## Start

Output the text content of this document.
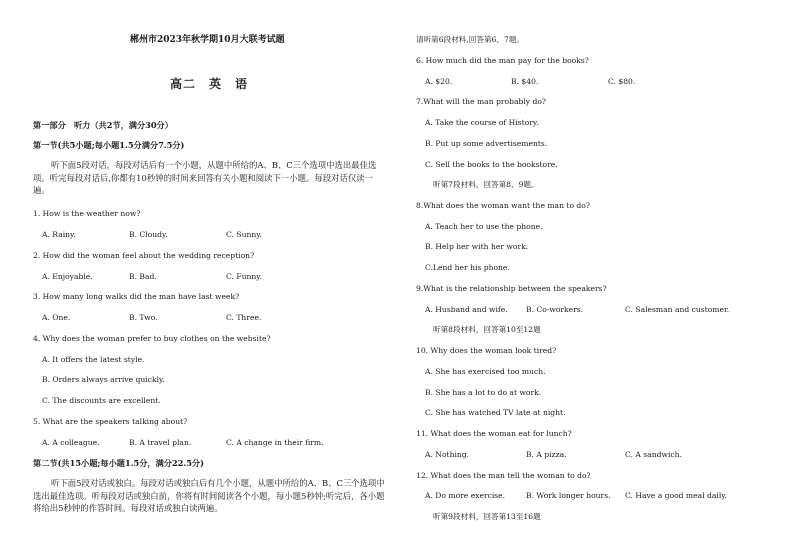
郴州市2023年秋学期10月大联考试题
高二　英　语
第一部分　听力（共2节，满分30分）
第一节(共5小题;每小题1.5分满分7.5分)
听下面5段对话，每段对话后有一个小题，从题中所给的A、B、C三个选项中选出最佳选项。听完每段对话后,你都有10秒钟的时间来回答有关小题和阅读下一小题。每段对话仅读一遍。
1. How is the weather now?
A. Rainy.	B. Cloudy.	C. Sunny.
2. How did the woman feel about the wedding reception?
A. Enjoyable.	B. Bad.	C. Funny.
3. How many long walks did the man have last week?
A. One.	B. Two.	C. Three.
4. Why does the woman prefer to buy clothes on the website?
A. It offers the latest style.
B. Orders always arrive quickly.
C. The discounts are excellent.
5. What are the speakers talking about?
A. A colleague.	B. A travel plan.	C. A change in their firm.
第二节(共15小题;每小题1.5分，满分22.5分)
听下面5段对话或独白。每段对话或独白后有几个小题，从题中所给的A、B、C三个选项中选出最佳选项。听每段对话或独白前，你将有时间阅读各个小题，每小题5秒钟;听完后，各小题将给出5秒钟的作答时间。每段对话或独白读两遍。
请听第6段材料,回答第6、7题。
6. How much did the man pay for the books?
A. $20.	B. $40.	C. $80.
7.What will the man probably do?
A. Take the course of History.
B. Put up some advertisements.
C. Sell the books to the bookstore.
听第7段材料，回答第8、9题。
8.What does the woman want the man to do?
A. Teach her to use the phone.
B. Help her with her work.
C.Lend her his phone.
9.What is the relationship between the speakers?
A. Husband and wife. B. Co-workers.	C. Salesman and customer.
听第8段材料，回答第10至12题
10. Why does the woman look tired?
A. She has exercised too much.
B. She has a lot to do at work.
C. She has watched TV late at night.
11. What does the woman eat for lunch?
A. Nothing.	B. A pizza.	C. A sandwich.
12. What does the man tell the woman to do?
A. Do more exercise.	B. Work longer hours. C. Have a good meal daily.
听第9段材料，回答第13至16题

## End

_Task brief_. Looking at the data above, show all lines where the word "phone" occurs.

_The completed task_.
A. Teach her to use the phone.
C.Lend her his phone.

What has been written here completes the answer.